Extracted data entries:
++++++++++++++++++++

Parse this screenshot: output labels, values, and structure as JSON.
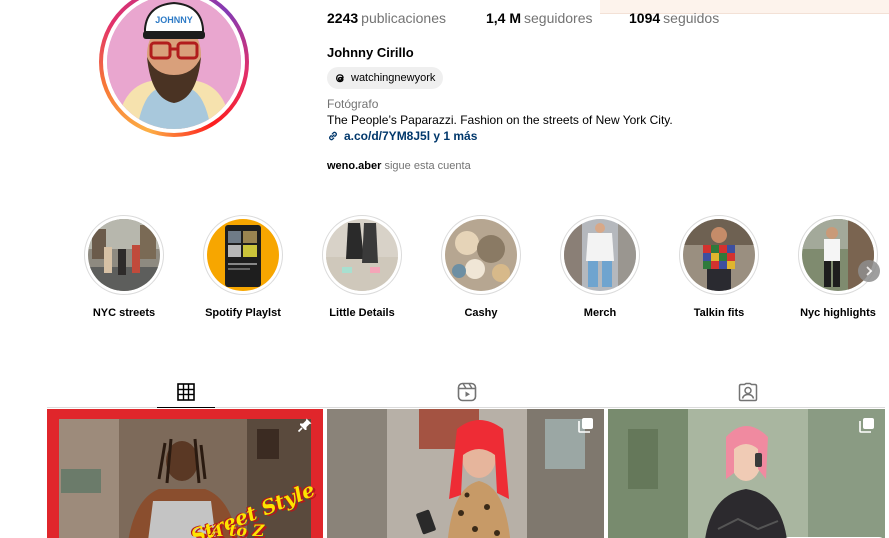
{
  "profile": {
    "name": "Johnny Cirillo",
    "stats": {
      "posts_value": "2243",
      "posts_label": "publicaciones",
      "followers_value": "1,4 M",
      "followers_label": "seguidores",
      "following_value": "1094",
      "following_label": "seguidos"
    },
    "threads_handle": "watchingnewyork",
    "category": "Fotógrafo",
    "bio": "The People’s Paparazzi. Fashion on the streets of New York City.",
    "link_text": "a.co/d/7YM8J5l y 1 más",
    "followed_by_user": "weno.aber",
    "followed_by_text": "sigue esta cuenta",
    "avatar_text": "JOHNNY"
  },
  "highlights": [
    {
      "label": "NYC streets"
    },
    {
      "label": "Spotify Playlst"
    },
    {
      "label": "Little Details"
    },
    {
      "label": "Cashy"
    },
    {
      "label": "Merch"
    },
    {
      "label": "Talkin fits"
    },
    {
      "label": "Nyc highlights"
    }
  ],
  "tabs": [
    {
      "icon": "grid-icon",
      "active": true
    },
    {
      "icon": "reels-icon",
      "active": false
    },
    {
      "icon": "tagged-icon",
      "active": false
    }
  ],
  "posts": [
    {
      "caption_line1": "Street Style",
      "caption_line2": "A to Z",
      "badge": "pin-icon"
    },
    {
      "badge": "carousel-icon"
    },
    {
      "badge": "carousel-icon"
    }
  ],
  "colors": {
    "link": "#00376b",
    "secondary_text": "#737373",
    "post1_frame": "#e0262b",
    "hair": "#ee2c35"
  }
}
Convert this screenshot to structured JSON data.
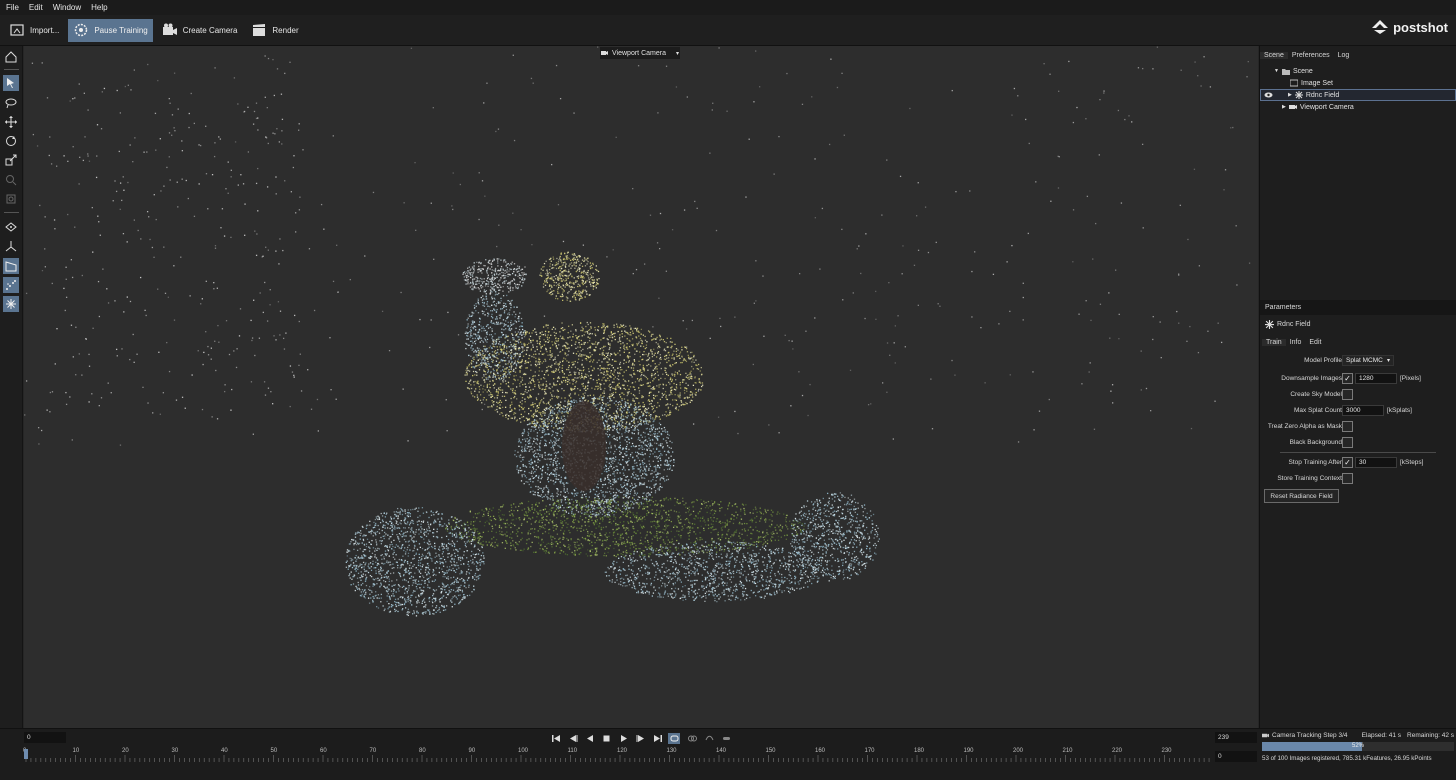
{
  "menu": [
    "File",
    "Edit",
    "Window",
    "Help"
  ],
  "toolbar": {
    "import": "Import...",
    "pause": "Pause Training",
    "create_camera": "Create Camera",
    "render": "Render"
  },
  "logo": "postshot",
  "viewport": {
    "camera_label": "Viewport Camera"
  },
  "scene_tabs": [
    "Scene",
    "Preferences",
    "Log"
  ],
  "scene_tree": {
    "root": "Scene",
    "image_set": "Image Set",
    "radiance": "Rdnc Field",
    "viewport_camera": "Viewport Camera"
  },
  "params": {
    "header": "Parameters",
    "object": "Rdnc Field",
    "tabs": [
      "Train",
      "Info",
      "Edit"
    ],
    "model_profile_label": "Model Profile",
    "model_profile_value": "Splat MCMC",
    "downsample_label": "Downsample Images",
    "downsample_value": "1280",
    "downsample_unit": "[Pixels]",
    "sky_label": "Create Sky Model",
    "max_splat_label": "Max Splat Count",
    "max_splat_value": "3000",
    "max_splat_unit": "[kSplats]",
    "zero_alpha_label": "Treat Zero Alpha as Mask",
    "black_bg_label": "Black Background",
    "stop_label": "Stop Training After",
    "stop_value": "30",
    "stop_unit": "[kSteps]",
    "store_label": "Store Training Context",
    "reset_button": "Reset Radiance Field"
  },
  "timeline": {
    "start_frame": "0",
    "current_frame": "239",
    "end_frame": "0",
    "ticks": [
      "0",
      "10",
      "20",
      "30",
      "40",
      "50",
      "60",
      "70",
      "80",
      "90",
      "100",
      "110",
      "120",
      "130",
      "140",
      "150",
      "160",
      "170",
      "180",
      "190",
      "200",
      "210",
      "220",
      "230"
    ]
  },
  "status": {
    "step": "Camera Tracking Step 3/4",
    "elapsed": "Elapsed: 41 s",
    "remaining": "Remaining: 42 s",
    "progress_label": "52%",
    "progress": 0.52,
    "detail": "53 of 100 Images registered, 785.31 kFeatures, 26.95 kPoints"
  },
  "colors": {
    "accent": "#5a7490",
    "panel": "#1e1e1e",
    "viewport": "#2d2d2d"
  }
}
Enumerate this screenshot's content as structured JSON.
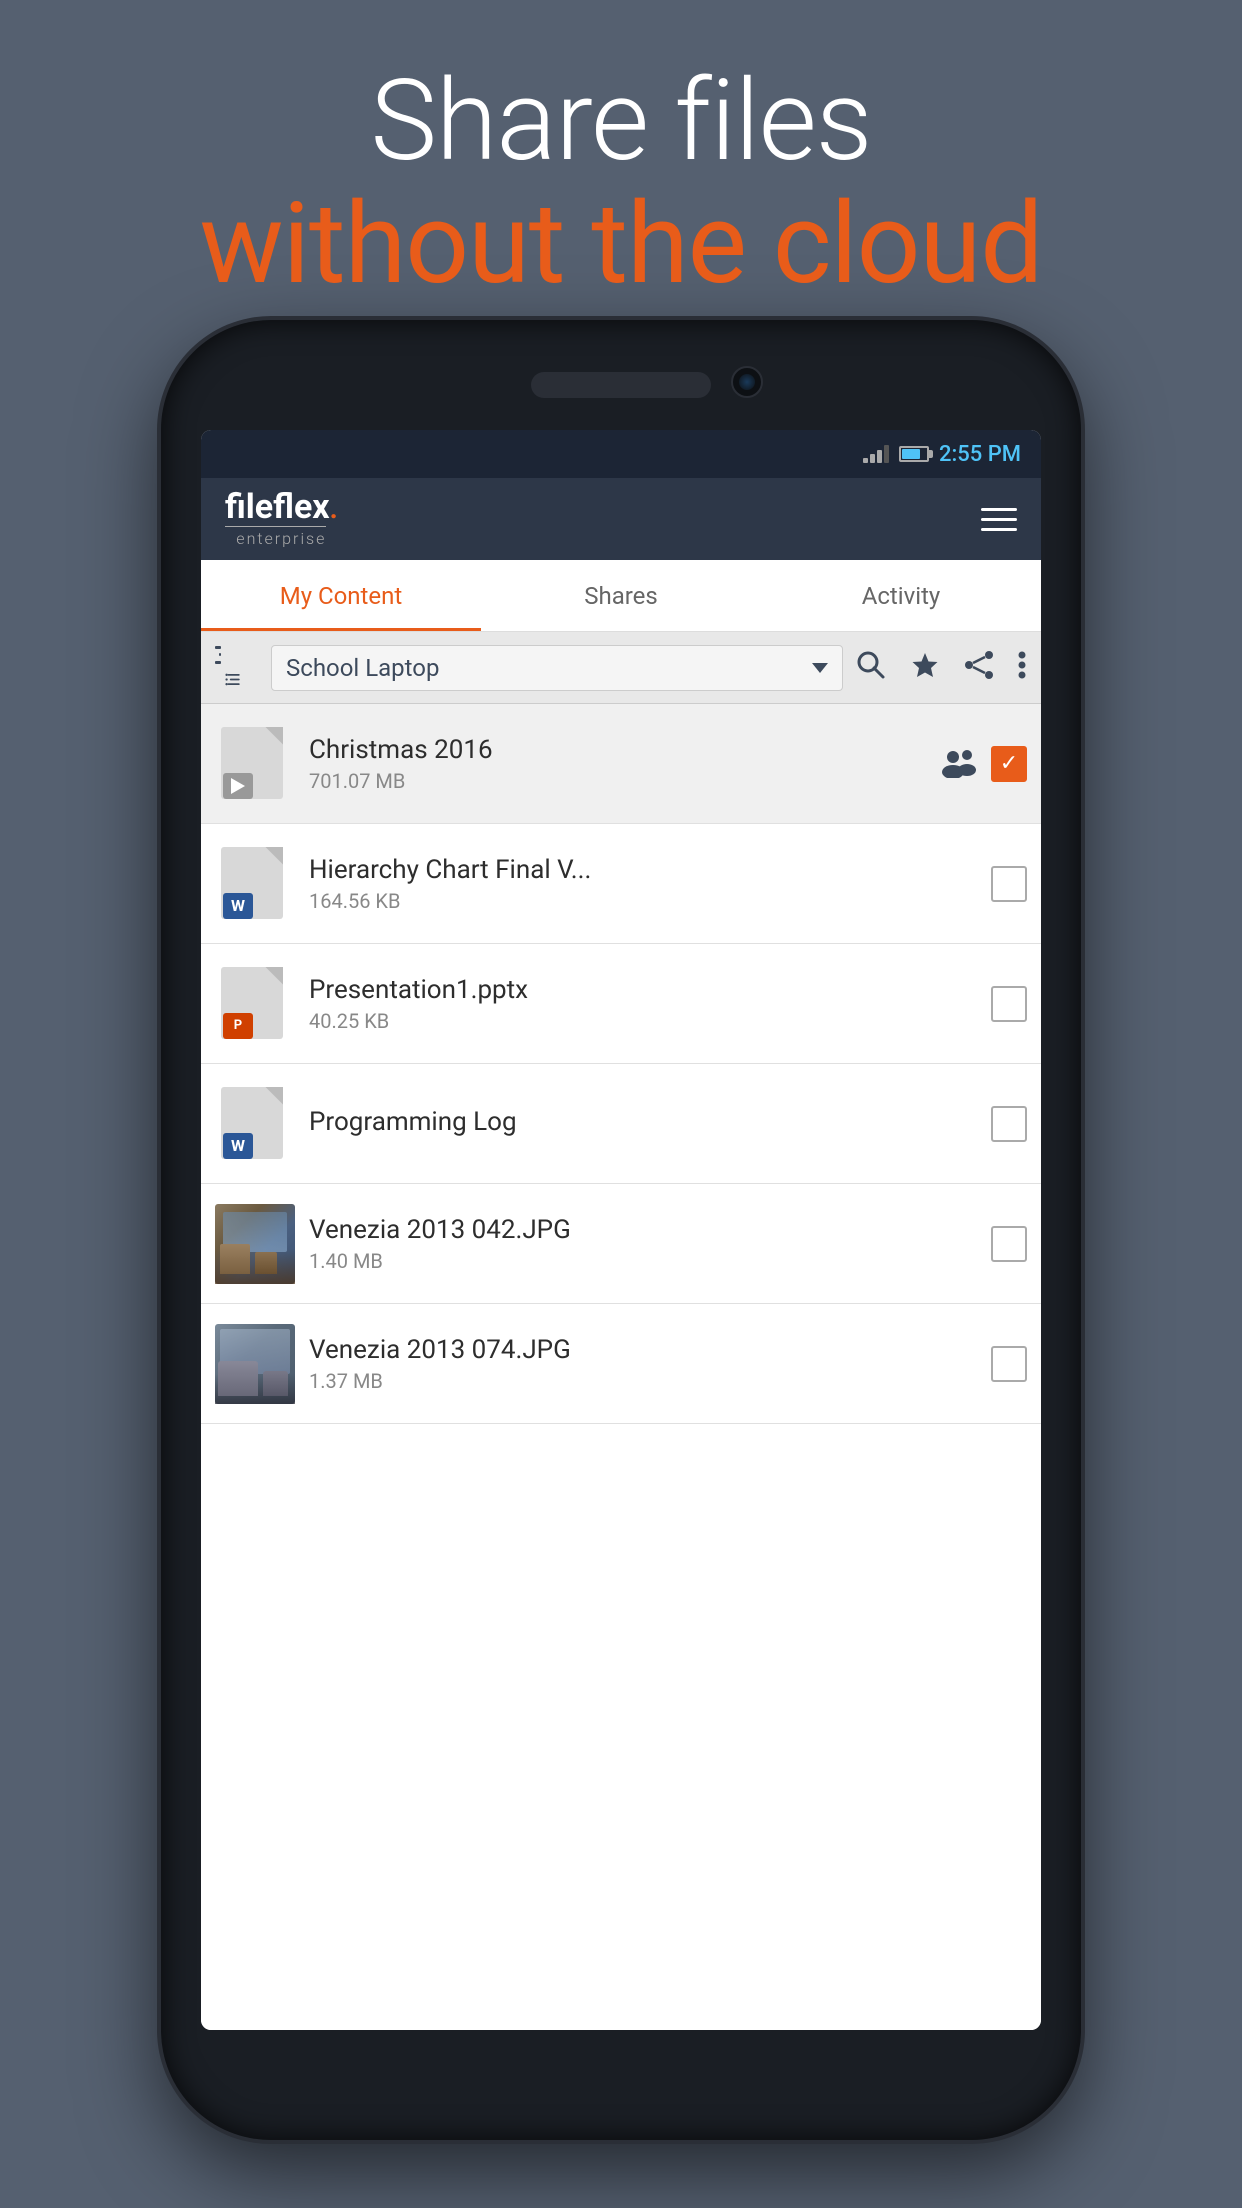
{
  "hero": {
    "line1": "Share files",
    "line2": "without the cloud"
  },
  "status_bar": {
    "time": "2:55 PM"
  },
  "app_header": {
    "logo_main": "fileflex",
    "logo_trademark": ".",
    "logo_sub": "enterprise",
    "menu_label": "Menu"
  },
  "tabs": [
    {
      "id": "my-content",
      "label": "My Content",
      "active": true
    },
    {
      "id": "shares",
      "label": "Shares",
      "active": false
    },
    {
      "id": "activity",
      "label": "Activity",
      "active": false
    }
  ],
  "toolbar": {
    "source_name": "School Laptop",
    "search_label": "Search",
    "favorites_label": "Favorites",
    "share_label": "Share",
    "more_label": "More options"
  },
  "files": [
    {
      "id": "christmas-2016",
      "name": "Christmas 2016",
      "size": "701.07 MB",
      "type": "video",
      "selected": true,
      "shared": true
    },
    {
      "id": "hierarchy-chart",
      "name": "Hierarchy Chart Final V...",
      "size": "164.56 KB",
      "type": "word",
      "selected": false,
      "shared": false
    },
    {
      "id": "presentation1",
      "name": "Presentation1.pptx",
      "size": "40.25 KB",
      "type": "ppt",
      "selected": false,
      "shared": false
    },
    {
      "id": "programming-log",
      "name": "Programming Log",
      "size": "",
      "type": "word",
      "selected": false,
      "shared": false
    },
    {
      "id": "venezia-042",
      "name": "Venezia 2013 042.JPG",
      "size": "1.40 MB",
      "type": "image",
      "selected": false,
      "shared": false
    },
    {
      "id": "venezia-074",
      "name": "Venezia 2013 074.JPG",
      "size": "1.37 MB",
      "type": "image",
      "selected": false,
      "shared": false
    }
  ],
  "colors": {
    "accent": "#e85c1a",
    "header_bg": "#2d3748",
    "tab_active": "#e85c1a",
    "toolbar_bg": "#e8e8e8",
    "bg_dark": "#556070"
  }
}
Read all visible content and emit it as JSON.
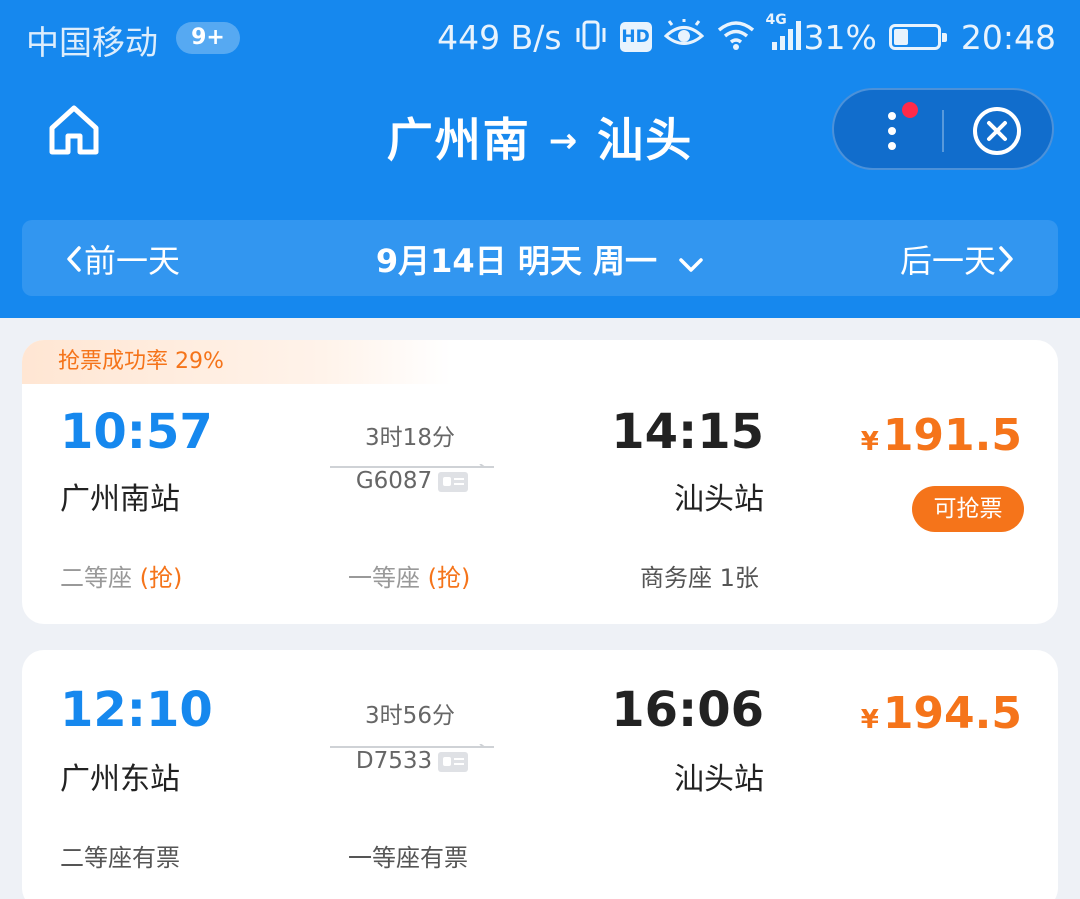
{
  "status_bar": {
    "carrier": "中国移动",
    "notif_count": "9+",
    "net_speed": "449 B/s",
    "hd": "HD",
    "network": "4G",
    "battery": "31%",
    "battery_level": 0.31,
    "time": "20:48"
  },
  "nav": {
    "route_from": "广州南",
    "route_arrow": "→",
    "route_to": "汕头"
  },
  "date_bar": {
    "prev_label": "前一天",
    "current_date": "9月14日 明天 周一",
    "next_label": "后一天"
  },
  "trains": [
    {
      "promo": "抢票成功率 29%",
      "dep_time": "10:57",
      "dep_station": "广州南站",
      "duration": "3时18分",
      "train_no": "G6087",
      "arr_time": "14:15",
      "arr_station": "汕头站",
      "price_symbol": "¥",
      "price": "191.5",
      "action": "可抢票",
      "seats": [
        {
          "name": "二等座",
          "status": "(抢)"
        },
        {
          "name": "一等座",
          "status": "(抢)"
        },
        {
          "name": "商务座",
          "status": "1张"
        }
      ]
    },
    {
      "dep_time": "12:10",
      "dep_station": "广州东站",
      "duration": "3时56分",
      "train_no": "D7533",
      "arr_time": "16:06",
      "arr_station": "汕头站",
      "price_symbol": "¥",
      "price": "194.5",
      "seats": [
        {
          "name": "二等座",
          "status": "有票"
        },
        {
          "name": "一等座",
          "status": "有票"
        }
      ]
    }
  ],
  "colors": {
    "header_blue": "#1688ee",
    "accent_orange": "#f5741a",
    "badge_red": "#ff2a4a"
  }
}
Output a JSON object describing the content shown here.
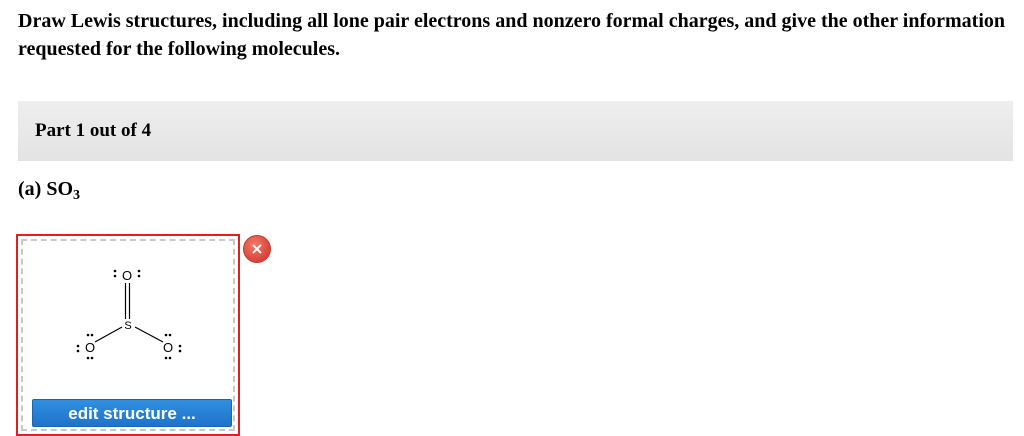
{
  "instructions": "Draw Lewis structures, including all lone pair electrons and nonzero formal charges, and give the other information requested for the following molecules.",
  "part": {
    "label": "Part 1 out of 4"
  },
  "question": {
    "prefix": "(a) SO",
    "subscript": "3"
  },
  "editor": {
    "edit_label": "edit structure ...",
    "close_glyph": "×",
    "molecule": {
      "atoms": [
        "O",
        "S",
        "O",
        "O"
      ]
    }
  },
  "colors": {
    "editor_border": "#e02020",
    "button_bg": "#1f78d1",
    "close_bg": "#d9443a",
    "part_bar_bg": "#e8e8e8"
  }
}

++++++++++++++++++++

> [What you are asked to do]:
From the records above, pick out and copy each line holding the word "screenshot".

> [Solved exercise]:
Parse this screenshot: output labels, values, and structure as JSON.
Convert this screenshot to structured JSON data.
Enumerate this screenshot's content as structured JSON.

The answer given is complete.